Brief = Locate the lines that hold the string "safety". Copy every such line.

···

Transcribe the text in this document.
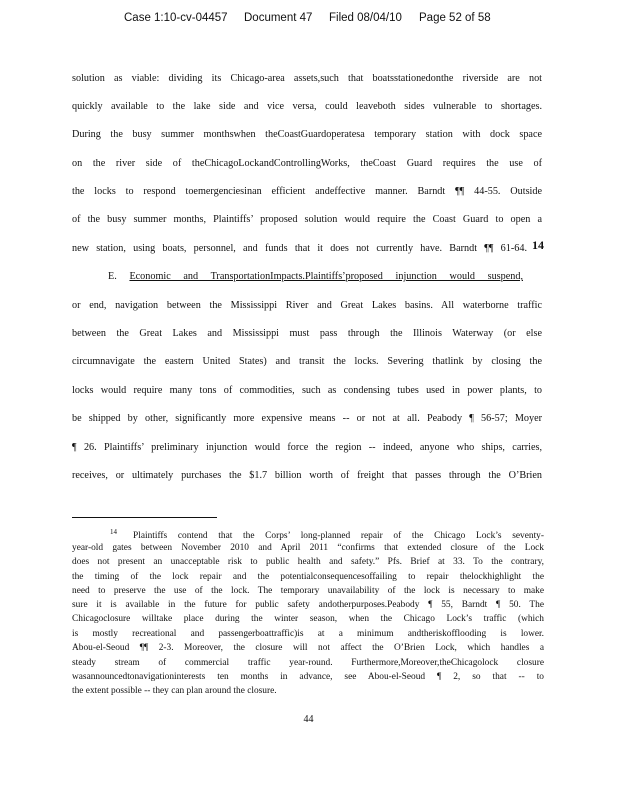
Case 1:10-cv-04457 Document 47 Filed 08/04/10 Page 52 of 58
solution as viable: dividing its Chicago-area assets,such that boatsstationedonthe riverside are not
quickly available to the lake side and vice versa, could leaveboth sides vulnerable to shortages.
During the busy summer monthswhen theCoastGuardoperatesa temporary station with dock space
on the river side of theChicagoLockandControllingWorks, theCoast Guard requires the use of
the locks to respond toemergenciesinan efficient andeffective manner. Barndt ¶¶ 44-55. Outside
of the busy summer months, Plaintiffs’ proposed solution would require the Coast Guard to open a
new station, using boats, personnel, and funds that it does not currently have. Barndt ¶¶ 61-64. 14
E. Economic and TransportationImpacts.Plaintiffs’proposed injunction would suspend,
or end, navigation between the Mississippi River and Great Lakes basins. All waterborne traffic
between the Great Lakes and Mississippi must pass through the Illinois Waterway (or else
circumnavigate the eastern United States) and transit the locks. Severing thatlink by closing the
locks would require many tons of commodities, such as condensing tubes used in power plants, to
be shipped by other, significantly more expensive means -- or not at all. Peabody ¶ 56-57; Moyer
¶ 26. Plaintiffs’ preliminary injunction would force the region -- indeed, anyone who ships, carries,
receives, or ultimately purchases the $1.7 billion worth of freight that passes through the O’Brien
$^{14}$ Plaintiffs contend that the Corps’ long-planned repair of the Chicago Lock’s seventy-
year-old gates between November 2010 and April 2011 “confirms that extended closure of the Lock
does not present an unacceptable risk to public health and safety.” Pfs. Brief at 33. To the contrary,
the timing of the lock repair and the potentialconsequencesoffailing to repair thelockhighlight the
need to preserve the use of the lock. The temporary unavailability of the lock is necessary to make
sure it is available in the future for public safety andotherpurposes.Peabody ¶ 55, Barndt ¶ 50. The
Chicagoclosure willtake place during the winter season, when the Chicago Lock’s traffic (which
is mostly recreational and passengerboattraffic)is at a minimum andtheriskofflooding is lower.
Abou-el-Seoud ¶¶ 2-3. Moreover, the closure will not affect the O’Brien Lock, which handles a
steady stream of commercial traffic year-round. Furthermore,Moreover,theChicagolock closure
wasannouncedtonavigationinterests ten months in advance, see Abou-el-Seoud ¶ 2, so that -- to
the extent possible -- they can plan around the closure.
44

···

Reply to the exercise =
does not present an unacceptable risk to public health and safety.” Pfs. Brief at 33. To the contrary,
sure it is available in the future for public safety andotherpurposes.Peabody ¶ 55, Barndt ¶ 50. The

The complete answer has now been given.